"""

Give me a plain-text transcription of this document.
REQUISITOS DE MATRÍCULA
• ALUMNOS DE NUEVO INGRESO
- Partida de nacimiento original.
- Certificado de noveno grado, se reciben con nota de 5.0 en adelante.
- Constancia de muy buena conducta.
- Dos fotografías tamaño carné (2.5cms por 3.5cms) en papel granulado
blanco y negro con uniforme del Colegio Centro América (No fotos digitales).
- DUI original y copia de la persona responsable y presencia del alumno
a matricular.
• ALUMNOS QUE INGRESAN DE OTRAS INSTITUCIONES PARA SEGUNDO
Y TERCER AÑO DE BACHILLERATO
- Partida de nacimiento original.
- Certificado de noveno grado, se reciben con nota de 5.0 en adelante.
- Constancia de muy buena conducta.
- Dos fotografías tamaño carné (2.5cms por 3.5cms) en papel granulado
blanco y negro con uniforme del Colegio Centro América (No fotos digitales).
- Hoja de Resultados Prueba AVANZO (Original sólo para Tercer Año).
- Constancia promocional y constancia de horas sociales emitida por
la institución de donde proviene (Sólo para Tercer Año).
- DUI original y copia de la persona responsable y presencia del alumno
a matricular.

"""

* **Stated exercise**: Copy all the records above precisely.

* **Full answer**:
Give me a plain-text transcription of this document.
REQUISITOS DE MATRÍCULA
• ALUMNOS DE NUEVO INGRESO
- Partida de nacimiento original.
- Certificado de noveno grado, se reciben con nota de 5.0 en adelante.
- Constancia de muy buena conducta.
- Dos fotografías tamaño carné (2.5cms por 3.5cms) en papel granulado
blanco y negro con uniforme del Colegio Centro América (No fotos digitales).
- DUI original y copia de la persona responsable y presencia del alumno
a matricular.
• ALUMNOS QUE INGRESAN DE OTRAS INSTITUCIONES PARA SEGUNDO
Y TERCER AÑO DE BACHILLERATO
- Partida de nacimiento original.
- Certificado de noveno grado, se reciben con nota de 5.0 en adelante.
- Constancia de muy buena conducta.
- Dos fotografías tamaño carné (2.5cms por 3.5cms) en papel granulado
blanco y negro con uniforme del Colegio Centro América (No fotos digitales).
- Hoja de Resultados Prueba AVANZO (Original sólo para Tercer Año).
- Constancia promocional y constancia de horas sociales emitida por
la institución de donde proviene (Sólo para Tercer Año).
- DUI original y copia de la persona responsable y presencia del alumno
a matricular.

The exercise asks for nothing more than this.